» PASSAGE SHOWN
Sidney Janis
Buffalo, New York, 1896–New York, 1989
Sidney Janis was a New York-based entrepreneur, art collector, dealer, and writer. He is best known for the exhibitions of contemporary avant-garde art he organized throughout the 1950s in his self-named gallery. During that decade, Janis gained prominence as a dealer of Abstract Expressionism, representing such artists as Mark Rothko, Willem de Kooning, and Robert Motherwell. Later, Janis became a leading dealer and exhibitor of Pop Art. But throughout his career, Janis also both bought and sold works by European modern artists. His collection included Cubist paintings, collages, and works on paper such as Picasso’s Glass, Guitar, and Bottle (1912); Fernand Léger’s Bridge (1908); Georges Braque’s Homage to J. S. Bach (1911–12); and Robert Delaunay’s Windows (1912); since 1968, these works, along with the rest of Janis’s personal holdings, have been in the collection of the Museum of Modern Art, New York.
Janis achieved early success in the fashion industry. After working in his brother’s shoe company for several years, in 1926 Janis started his own shirt manufacturing business, M’Lord Shirt Company. The shirts were popular and the company quickly provided him enough financial security to support his interest to collect art. During that same year, Janis acquired his first work, an etching by James Abbott McNeill Whistler. In 1927 he traded it for a small oil painting by Matisse, Interior at Nice (n.d.; location unknown), which he later sold to Paul Rosenberg. This transaction spurred his collecting activity and by the early 1930s, Janis had acquired several works by Picasso, including Glass, Guitar, and Bottle (1912), Head of a Man (1913), and Painter and Model (1928), all now in the Museum of Modern Art, New York. To build his collection, Janis worked with both French dealers, such as Rosenberg, as well as New York galleries, including the Valentine Gallery and Marie Harriman Gallery.
In 1948, Janis opened the Sidney Janis Gallery at 15 East 57th Street in Manhattan. Over the next decade, the gallery rose to prominence through its support of American Abstract Expressionist artists, representing Josef Albers, William Baziotes, Arshile Gorky, Adolph Gottlieb, Phillip Guston, Franz Kline, in addition to de Kooning, Motherwell, and Rothko. In 1962, Janis organized the survey exhibition of contemporary Pop Art, International Exhibition of the New Realists. The exhibition was one of the first large-scale shows to focus on Pop, and included works by such artists as Christo, Marisol, Roy Lichtenstein, Claes Oldenburg, and Warhol. Janis’s commitment to presenting well-curated exhibitions helped to establish his gallery as one of the leading New York venues for contemporary art in the 1950s and 60s.
As an art dealer, Janis also continued to promote Cubism and other early modern art movements. The gallery had opened its doors in 1948 with an inaugural show of works by Léger. Then in the fall of 1953, Janis staged the gallery's 5th Anniversary Exhibition, an all-loan show of works by Jean (Hans) Arp, Braque, Léger, Matisse, and Piet Mondrian. Many Cubist works that entered New York collections during the 1950s passed through Janis’s gallery, including The Man at the Café by Juan Gris (1914) and Playing Cards, Glasses, Bottle of Rum: “Vive la France” by Picasso, both of which are part of the promised gift from the Leonard A. Lauder Cubist Collection to the Metropolitan Museum of Art.
Goldstein, Malcolm. Landscape with Figures: A History of Art Dealing in the United States. Oxford: Oxford University Press, 2000.
A June 1967 interview with Janis is preserved as part of the Oral History Program, at the Museum of Modern Art Archives, New York.

» ENTRIES SHOWN

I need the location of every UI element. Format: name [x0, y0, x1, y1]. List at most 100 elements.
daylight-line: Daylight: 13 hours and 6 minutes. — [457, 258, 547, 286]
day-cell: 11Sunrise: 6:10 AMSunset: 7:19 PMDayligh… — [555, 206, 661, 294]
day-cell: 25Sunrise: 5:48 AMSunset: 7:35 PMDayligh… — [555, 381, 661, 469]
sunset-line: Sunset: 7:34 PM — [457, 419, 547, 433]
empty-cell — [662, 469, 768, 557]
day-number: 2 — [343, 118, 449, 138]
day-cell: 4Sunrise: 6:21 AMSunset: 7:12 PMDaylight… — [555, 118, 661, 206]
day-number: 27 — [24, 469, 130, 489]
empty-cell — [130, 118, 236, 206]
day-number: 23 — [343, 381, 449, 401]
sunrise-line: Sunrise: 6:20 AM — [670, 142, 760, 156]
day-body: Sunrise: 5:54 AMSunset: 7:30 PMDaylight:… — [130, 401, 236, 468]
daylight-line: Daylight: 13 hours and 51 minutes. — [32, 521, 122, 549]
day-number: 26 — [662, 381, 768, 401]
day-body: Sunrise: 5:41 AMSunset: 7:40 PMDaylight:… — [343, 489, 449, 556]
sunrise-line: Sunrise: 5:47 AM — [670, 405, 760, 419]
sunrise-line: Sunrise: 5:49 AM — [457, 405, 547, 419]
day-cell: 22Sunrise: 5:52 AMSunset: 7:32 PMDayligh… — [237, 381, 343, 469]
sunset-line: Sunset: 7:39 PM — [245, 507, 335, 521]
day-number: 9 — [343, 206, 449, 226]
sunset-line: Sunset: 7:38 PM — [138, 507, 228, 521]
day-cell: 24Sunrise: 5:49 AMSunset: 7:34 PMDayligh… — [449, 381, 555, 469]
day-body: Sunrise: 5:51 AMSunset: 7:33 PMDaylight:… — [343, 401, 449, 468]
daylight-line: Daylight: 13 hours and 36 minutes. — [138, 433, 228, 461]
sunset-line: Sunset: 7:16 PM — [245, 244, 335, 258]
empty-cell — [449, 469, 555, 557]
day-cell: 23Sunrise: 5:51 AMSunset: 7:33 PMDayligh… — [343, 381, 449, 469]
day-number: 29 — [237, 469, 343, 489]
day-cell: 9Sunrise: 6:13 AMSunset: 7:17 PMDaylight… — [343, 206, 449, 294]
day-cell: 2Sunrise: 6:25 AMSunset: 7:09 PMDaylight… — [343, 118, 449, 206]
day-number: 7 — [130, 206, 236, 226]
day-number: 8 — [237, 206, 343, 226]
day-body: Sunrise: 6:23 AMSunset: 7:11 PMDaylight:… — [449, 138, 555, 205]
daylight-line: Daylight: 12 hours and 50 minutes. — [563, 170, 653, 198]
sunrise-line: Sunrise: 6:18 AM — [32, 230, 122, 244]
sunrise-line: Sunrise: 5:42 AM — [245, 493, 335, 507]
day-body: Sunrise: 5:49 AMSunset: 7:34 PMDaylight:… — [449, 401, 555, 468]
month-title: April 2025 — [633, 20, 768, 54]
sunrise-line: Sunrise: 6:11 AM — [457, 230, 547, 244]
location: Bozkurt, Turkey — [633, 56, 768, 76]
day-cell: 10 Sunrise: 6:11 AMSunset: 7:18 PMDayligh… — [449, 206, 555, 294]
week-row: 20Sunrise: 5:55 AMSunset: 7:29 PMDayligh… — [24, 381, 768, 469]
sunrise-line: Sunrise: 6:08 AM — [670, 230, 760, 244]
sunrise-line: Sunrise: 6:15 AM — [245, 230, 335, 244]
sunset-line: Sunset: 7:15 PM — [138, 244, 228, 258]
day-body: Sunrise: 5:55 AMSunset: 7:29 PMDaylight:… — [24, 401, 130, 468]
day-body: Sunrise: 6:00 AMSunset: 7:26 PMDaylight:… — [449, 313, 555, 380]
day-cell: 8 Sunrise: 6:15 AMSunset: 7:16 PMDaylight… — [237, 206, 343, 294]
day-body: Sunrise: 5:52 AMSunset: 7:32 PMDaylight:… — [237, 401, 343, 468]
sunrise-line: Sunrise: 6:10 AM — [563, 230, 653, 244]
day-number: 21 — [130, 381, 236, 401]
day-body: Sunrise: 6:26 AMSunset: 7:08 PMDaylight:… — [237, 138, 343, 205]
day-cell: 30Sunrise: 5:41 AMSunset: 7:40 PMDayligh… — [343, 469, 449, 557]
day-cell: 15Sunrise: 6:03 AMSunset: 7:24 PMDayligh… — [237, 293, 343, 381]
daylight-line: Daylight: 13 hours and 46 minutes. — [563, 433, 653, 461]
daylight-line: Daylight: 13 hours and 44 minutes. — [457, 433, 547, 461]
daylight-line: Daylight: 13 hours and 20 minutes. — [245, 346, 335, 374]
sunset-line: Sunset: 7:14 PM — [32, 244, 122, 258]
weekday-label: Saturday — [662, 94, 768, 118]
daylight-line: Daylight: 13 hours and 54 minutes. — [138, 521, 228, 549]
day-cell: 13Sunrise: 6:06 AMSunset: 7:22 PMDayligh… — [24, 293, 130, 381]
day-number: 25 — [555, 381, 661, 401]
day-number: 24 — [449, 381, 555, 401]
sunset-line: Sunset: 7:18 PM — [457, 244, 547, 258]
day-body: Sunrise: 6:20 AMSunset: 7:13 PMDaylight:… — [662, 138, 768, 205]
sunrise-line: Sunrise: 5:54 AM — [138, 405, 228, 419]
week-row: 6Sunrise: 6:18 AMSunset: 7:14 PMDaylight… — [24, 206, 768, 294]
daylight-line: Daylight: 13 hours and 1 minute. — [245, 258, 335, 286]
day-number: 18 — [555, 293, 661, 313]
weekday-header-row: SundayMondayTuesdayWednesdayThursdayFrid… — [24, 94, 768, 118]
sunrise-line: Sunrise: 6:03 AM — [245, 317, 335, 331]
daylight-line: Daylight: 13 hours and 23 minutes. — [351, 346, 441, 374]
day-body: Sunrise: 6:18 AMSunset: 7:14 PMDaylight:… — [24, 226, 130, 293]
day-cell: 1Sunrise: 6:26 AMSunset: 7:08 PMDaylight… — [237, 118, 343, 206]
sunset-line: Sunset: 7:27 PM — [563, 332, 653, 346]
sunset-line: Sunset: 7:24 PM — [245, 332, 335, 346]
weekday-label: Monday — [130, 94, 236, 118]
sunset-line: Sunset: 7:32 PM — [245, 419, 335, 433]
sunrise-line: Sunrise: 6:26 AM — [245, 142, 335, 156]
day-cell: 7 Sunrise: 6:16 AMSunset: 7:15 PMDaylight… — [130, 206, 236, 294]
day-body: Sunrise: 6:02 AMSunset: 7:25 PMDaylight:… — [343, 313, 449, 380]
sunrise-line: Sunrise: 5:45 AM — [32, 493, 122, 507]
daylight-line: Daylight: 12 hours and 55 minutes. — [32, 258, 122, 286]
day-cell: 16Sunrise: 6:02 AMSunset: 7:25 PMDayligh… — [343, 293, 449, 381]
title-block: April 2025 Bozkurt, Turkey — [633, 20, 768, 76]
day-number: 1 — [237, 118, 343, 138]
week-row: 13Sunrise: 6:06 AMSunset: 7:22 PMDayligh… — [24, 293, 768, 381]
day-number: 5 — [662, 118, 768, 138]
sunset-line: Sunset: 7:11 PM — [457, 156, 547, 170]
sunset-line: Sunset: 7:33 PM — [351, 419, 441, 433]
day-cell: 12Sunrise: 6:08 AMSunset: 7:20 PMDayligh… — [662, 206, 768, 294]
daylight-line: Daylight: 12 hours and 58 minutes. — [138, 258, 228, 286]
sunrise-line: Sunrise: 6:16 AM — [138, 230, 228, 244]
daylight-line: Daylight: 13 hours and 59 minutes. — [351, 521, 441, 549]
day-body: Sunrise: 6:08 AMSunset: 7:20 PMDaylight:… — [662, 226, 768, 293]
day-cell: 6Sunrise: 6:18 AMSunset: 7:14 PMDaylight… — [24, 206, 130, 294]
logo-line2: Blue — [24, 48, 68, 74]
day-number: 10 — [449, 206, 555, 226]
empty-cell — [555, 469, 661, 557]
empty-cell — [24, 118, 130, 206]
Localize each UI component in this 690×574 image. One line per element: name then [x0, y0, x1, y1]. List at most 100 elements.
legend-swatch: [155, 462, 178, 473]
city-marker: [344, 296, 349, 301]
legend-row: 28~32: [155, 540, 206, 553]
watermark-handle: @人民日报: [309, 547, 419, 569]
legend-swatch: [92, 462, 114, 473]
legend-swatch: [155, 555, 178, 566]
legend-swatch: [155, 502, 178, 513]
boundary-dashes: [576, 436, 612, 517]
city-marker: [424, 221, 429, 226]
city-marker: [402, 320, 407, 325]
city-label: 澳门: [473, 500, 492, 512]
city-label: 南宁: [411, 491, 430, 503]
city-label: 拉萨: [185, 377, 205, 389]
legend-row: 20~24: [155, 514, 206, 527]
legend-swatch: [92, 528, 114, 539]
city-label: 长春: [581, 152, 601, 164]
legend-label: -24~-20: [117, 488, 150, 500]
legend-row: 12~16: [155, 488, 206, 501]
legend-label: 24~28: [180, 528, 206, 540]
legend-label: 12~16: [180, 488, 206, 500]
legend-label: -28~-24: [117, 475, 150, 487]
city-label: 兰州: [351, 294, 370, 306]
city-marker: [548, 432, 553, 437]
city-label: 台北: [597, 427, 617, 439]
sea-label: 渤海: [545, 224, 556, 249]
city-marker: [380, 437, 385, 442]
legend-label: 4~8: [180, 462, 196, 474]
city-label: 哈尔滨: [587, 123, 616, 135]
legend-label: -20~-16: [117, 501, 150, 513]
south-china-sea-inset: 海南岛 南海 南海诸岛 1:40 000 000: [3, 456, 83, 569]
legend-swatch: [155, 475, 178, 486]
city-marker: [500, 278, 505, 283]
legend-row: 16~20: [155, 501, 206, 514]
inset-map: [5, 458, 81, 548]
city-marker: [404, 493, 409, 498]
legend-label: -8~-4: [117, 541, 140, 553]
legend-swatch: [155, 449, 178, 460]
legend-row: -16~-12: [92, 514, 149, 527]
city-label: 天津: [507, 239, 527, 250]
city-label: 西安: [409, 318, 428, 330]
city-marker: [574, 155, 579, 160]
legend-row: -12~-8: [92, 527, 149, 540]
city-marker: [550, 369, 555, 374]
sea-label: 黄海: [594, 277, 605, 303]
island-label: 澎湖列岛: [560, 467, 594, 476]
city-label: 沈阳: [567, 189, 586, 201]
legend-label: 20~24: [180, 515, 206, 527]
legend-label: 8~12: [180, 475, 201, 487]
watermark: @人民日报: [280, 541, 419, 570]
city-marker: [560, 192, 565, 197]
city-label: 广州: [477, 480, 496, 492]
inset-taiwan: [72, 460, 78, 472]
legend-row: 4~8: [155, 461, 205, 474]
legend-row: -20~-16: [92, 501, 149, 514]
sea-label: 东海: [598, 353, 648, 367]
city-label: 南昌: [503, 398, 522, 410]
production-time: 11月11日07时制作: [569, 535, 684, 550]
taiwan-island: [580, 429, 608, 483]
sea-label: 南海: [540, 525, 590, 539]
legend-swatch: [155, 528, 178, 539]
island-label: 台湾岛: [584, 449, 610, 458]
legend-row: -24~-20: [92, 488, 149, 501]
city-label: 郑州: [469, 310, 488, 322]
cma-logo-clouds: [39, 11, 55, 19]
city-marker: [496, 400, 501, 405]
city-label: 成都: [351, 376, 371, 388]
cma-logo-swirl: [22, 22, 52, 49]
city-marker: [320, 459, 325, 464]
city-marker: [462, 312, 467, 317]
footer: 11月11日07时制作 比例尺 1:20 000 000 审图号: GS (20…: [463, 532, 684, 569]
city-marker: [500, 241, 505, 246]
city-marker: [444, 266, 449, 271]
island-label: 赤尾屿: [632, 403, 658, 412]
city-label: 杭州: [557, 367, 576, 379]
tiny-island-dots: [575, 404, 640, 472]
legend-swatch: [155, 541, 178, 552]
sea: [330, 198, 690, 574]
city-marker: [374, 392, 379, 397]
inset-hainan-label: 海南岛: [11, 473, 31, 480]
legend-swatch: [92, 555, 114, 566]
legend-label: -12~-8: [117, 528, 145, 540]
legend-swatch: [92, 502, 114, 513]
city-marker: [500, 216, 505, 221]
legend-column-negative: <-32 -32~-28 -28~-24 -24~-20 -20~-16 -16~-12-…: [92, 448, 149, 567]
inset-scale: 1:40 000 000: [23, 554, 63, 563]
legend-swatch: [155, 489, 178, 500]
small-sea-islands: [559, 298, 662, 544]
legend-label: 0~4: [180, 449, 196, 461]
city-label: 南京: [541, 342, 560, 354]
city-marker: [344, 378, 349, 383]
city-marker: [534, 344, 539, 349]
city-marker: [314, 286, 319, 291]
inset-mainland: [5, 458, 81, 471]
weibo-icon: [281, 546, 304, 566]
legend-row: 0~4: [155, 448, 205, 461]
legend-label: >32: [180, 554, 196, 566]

» EXERCISES TO COMPLETE
- 1) According to the Sidney Janis text, in what year did Janis open the Sidney Janis Gallery at 15 East 57th Street?
- 2) Set down the part of the Sidney Janis text that begins at the words "As an art dealer, Janis" and stops after the words "Museum of Art.".
The data are separate from the Sidney Janis text.

» SOLUTIONS TO THE PROBLEMS
- 1) 1948

- 2)
As an art dealer, Janis also continued to promote Cubism and other early modern art movements. The gallery had opened its doors in 1948 with an inaugural show of works by Léger. Then in the fall of 1953, Janis staged the gallery's 5th Anniversary Exhibition, an all-loan show of works by Jean (Hans) Arp, Braque, Léger, Matisse, and Piet Mondrian. Many Cubist works that entered New York collections during the 1950s passed through Janis’s gallery, including The Man at the Café by Juan Gris (1914) and Playing Cards, Glasses, Bottle of Rum: “Vive la France” by Picasso, both of which are part of the promised gift from the Leonard A. Lauder Cubist Collection to the Metropolitan Museum of Art.